# START OF Data for processing

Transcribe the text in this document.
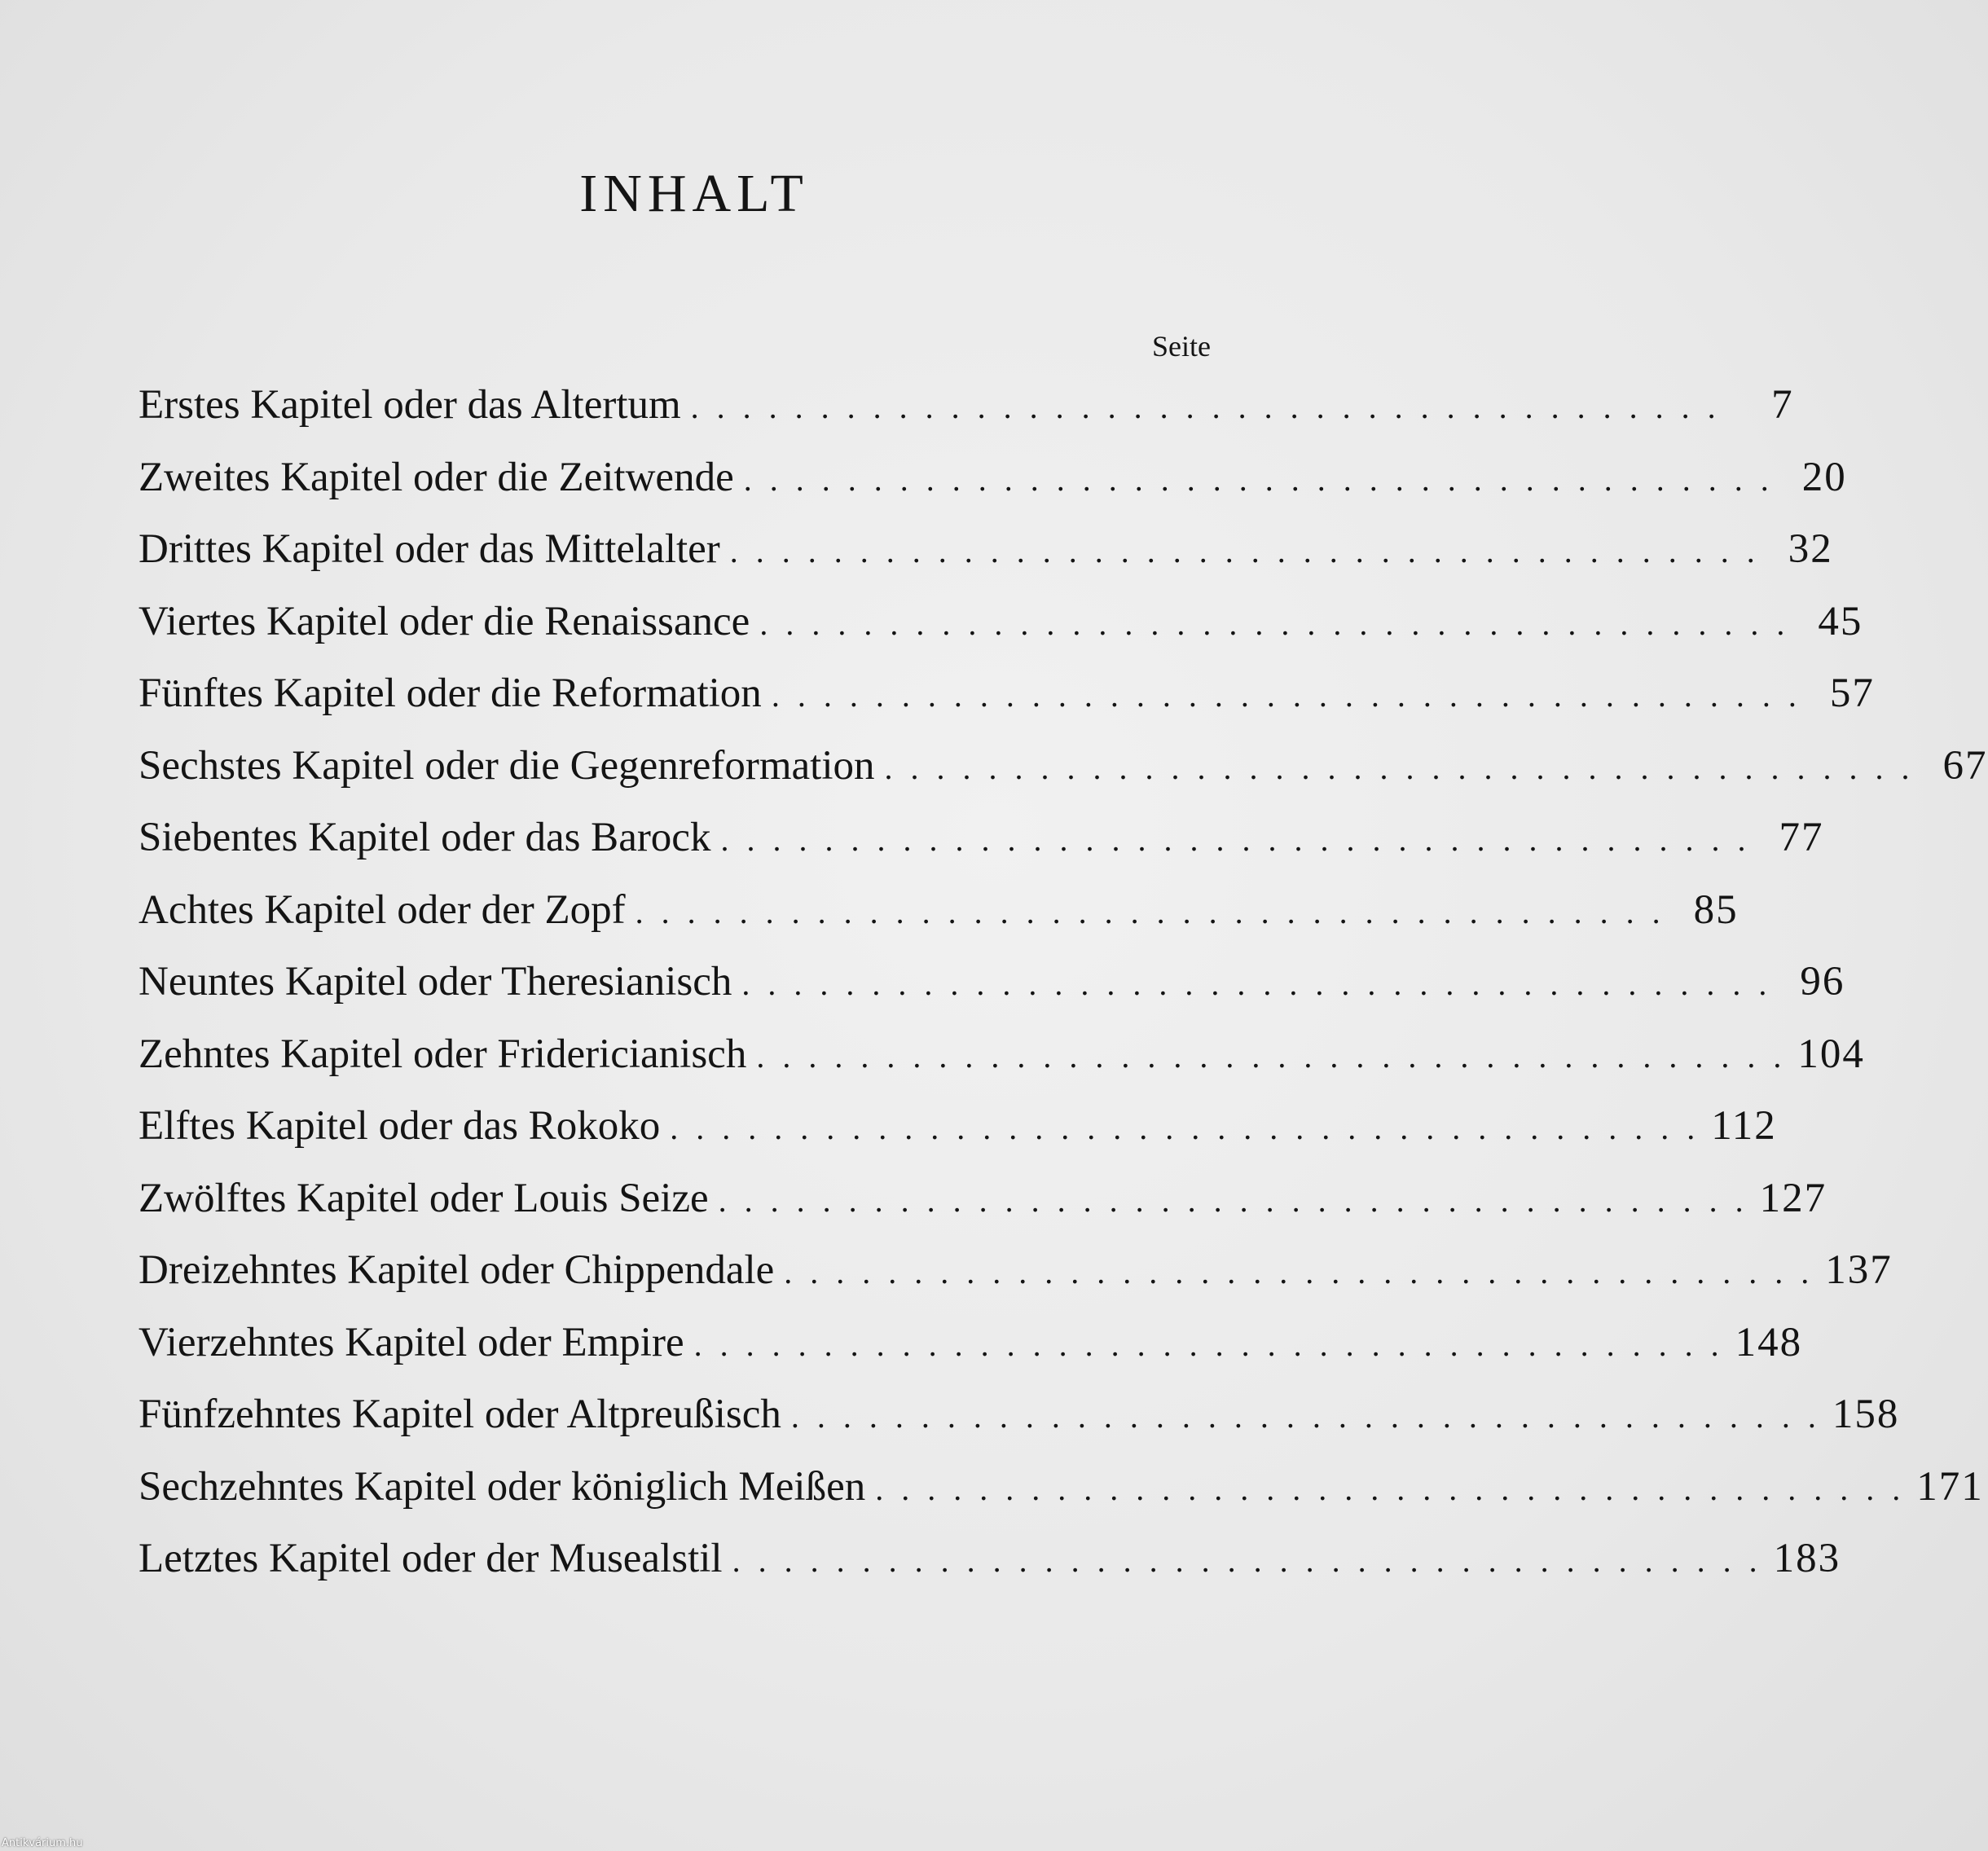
INHALT
Seite
Erstes Kapitel oder das Altertum . . . . . . . . . . . . . . . . . . . . . . . . . . . . . . . . . . . . . . . .	7
Zweites Kapitel oder die Zeitwende . . . . . . . . . . . . . . . . . . . . . . . . . . . . . . . . . . . . . . . . 20
Drittes Kapitel oder das Mittelalter . . . . . . . . . . . . . . . . . . . . . . . . . . . . . . . . . . . . . . . . 32
Viertes Kapitel oder die Renaissance . . . . . . . . . . . . . . . . . . . . . . . . . . . . . . . . . . . . . . . . 45
Fünftes Kapitel oder die Reformation . . . . . . . . . . . . . . . . . . . . . . . . . . . . . . . . . . . . . . . . 57
Sechstes Kapitel oder die Gegenreformation . . . . . . . . . . . . . . . . . . . . . . . . . . . . . . . . . . . . . . . . 67
Siebentes Kapitel oder das Barock . . . . . . . . . . . . . . . . . . . . . . . . . . . . . . . . . . . . . . . . 77
Achtes Kapitel oder der Zopf . . . . . . . . . . . . . . . . . . . . . . . . . . . . . . . . . . . . . . . . 85
Neuntes Kapitel oder Theresianisch . . . . . . . . . . . . . . . . . . . . . . . . . . . . . . . . . . . . . . . . 96
Zehntes Kapitel oder Fridericianisch . . . . . . . . . . . . . . . . . . . . . . . . . . . . . . . . . . . . . . . . 104
Elftes Kapitel oder das Rokoko . . . . . . . . . . . . . . . . . . . . . . . . . . . . . . . . . . . . . . . . 112
Zwölftes Kapitel oder Louis Seize . . . . . . . . . . . . . . . . . . . . . . . . . . . . . . . . . . . . . . . . 127
Dreizehntes Kapitel oder Chippendale . . . . . . . . . . . . . . . . . . . . . . . . . . . . . . . . . . . . . . . . 137
Vierzehntes Kapitel oder Empire . . . . . . . . . . . . . . . . . . . . . . . . . . . . . . . . . . . . . . . . 148
Fünfzehntes Kapitel oder Altpreußisch . . . . . . . . . . . . . . . . . . . . . . . . . . . . . . . . . . . . . . . . 158
Sechzehntes Kapitel oder königlich Meißen . . . . . . . . . . . . . . . . . . . . . . . . . . . . . . . . . . . . . . . . 171
Letztes Kapitel oder der Musealstil . . . . . . . . . . . . . . . . . . . . . . . . . . . . . . . . . . . . . . . . 183
Antikvárium.hu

# END OF Data for processing

What to produce >>
Transcribe every entry word for word, but skip the pictures.

Exercise solution >>
Transcribe the text in this document.
INHALT
Seite
Erstes Kapitel oder das Altertum . . . . . . . . . . . . . . . . . . . . . . . . . . . . . . . . . . . . . . . .	7
Zweites Kapitel oder die Zeitwende . . . . . . . . . . . . . . . . . . . . . . . . . . . . . . . . . . . . . . . . 20
Drittes Kapitel oder das Mittelalter . . . . . . . . . . . . . . . . . . . . . . . . . . . . . . . . . . . . . . . . 32
Viertes Kapitel oder die Renaissance . . . . . . . . . . . . . . . . . . . . . . . . . . . . . . . . . . . . . . . . 45
Fünftes Kapitel oder die Reformation . . . . . . . . . . . . . . . . . . . . . . . . . . . . . . . . . . . . . . . . 57
Sechstes Kapitel oder die Gegenreformation . . . . . . . . . . . . . . . . . . . . . . . . . . . . . . . . . . . . . . . . 67
Siebentes Kapitel oder das Barock . . . . . . . . . . . . . . . . . . . . . . . . . . . . . . . . . . . . . . . . 77
Achtes Kapitel oder der Zopf . . . . . . . . . . . . . . . . . . . . . . . . . . . . . . . . . . . . . . . . 85
Neuntes Kapitel oder Theresianisch . . . . . . . . . . . . . . . . . . . . . . . . . . . . . . . . . . . . . . . . 96
Zehntes Kapitel oder Fridericianisch . . . . . . . . . . . . . . . . . . . . . . . . . . . . . . . . . . . . . . . . 104
Elftes Kapitel oder das Rokoko . . . . . . . . . . . . . . . . . . . . . . . . . . . . . . . . . . . . . . . . 112
Zwölftes Kapitel oder Louis Seize . . . . . . . . . . . . . . . . . . . . . . . . . . . . . . . . . . . . . . . . 127
Dreizehntes Kapitel oder Chippendale . . . . . . . . . . . . . . . . . . . . . . . . . . . . . . . . . . . . . . . . 137
Vierzehntes Kapitel oder Empire . . . . . . . . . . . . . . . . . . . . . . . . . . . . . . . . . . . . . . . . 148
Fünfzehntes Kapitel oder Altpreußisch . . . . . . . . . . . . . . . . . . . . . . . . . . . . . . . . . . . . . . . . 158
Sechzehntes Kapitel oder königlich Meißen . . . . . . . . . . . . . . . . . . . . . . . . . . . . . . . . . . . . . . . . 171
Letztes Kapitel oder der Musealstil . . . . . . . . . . . . . . . . . . . . . . . . . . . . . . . . . . . . . . . . 183
Antikvárium.hu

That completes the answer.